Challenge: Reproduce the whole listing, character for character.
※ ※ ※
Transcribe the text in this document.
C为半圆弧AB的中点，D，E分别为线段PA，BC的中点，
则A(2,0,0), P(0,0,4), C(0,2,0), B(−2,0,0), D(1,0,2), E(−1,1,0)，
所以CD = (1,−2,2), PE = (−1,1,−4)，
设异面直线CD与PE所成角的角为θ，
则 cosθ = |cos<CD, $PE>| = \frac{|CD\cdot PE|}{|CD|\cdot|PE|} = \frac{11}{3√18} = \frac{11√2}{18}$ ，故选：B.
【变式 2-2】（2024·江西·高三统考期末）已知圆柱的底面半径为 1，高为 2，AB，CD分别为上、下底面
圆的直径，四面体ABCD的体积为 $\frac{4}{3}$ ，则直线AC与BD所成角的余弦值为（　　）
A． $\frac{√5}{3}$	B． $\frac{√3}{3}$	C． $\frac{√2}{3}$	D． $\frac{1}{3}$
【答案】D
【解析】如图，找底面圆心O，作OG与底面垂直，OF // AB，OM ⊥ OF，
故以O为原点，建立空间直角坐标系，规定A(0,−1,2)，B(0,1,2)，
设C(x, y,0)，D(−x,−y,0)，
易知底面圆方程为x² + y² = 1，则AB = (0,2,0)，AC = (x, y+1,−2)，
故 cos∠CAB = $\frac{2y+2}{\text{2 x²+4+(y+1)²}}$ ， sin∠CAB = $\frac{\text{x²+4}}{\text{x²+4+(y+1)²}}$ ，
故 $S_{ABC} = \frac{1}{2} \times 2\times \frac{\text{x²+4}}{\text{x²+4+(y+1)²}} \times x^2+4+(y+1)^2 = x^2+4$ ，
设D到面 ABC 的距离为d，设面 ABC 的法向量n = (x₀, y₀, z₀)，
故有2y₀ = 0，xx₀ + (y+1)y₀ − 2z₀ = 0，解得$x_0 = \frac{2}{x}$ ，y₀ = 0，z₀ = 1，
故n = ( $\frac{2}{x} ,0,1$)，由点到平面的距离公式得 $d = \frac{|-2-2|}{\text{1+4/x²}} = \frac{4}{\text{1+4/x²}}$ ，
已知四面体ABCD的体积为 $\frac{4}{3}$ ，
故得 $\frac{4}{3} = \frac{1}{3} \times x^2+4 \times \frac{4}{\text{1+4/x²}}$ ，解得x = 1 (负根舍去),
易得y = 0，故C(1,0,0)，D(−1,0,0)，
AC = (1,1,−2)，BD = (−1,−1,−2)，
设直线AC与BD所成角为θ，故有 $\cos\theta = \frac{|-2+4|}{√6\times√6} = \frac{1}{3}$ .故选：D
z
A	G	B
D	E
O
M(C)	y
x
※ ※ ※
Written answer:
Transcribe the text in this document.
C为半圆弧AB的中点，D，E分别为线段PA，BC的中点，
则A(2,0,0), P(0,0,4), C(0,2,0), B(−2,0,0), D(1,0,2), E(−1,1,0)，
所以CD = (1,−2,2), PE = (−1,1,−4)，
设异面直线CD与PE所成角的角为θ，
则 cosθ = |cos<CD, $PE>| = \frac{|CD\cdot PE|}{|CD|\cdot|PE|} = \frac{11}{3√18} = \frac{11√2}{18}$ ，故选：B.
【变式 2-2】（2024·江西·高三统考期末）已知圆柱的底面半径为 1，高为 2，AB，CD分别为上、下底面
圆的直径，四面体ABCD的体积为 $\frac{4}{3}$ ，则直线AC与BD所成角的余弦值为（　　）
A． $\frac{√5}{3}$	B． $\frac{√3}{3}$	C． $\frac{√2}{3}$	D． $\frac{1}{3}$
【答案】D
【解析】如图，找底面圆心O，作OG与底面垂直，OF // AB，OM ⊥ OF，
故以O为原点，建立空间直角坐标系，规定A(0,−1,2)，B(0,1,2)，
设C(x, y,0)，D(−x,−y,0)，
易知底面圆方程为x² + y² = 1，则AB = (0,2,0)，AC = (x, y+1,−2)，
故 cos∠CAB = $\frac{2y+2}{\text{2 x²+4+(y+1)²}}$ ， sin∠CAB = $\frac{\text{x²+4}}{\text{x²+4+(y+1)²}}$ ，
故 $S_{ABC} = \frac{1}{2} \times 2\times \frac{\text{x²+4}}{\text{x²+4+(y+1)²}} \times x^2+4+(y+1)^2 = x^2+4$ ，
设D到面 ABC 的距离为d，设面 ABC 的法向量n = (x₀, y₀, z₀)，
故有2y₀ = 0，xx₀ + (y+1)y₀ − 2z₀ = 0，解得$x_0 = \frac{2}{x}$ ，y₀ = 0，z₀ = 1，
故n = ( $\frac{2}{x} ,0,1$)，由点到平面的距离公式得 $d = \frac{|-2-2|}{\text{1+4/x²}} = \frac{4}{\text{1+4/x²}}$ ，
已知四面体ABCD的体积为 $\frac{4}{3}$ ，
故得 $\frac{4}{3} = \frac{1}{3} \times x^2+4 \times \frac{4}{\text{1+4/x²}}$ ，解得x = 1 (负根舍去),
易得y = 0，故C(1,0,0)，D(−1,0,0)，
AC = (1,1,−2)，BD = (−1,−1,−2)，
设直线AC与BD所成角为θ，故有 $\cos\theta = \frac{|-2+4|}{√6\times√6} = \frac{1}{3}$ .故选：D
z
A	G	B
D	E
O
M(C)	y
x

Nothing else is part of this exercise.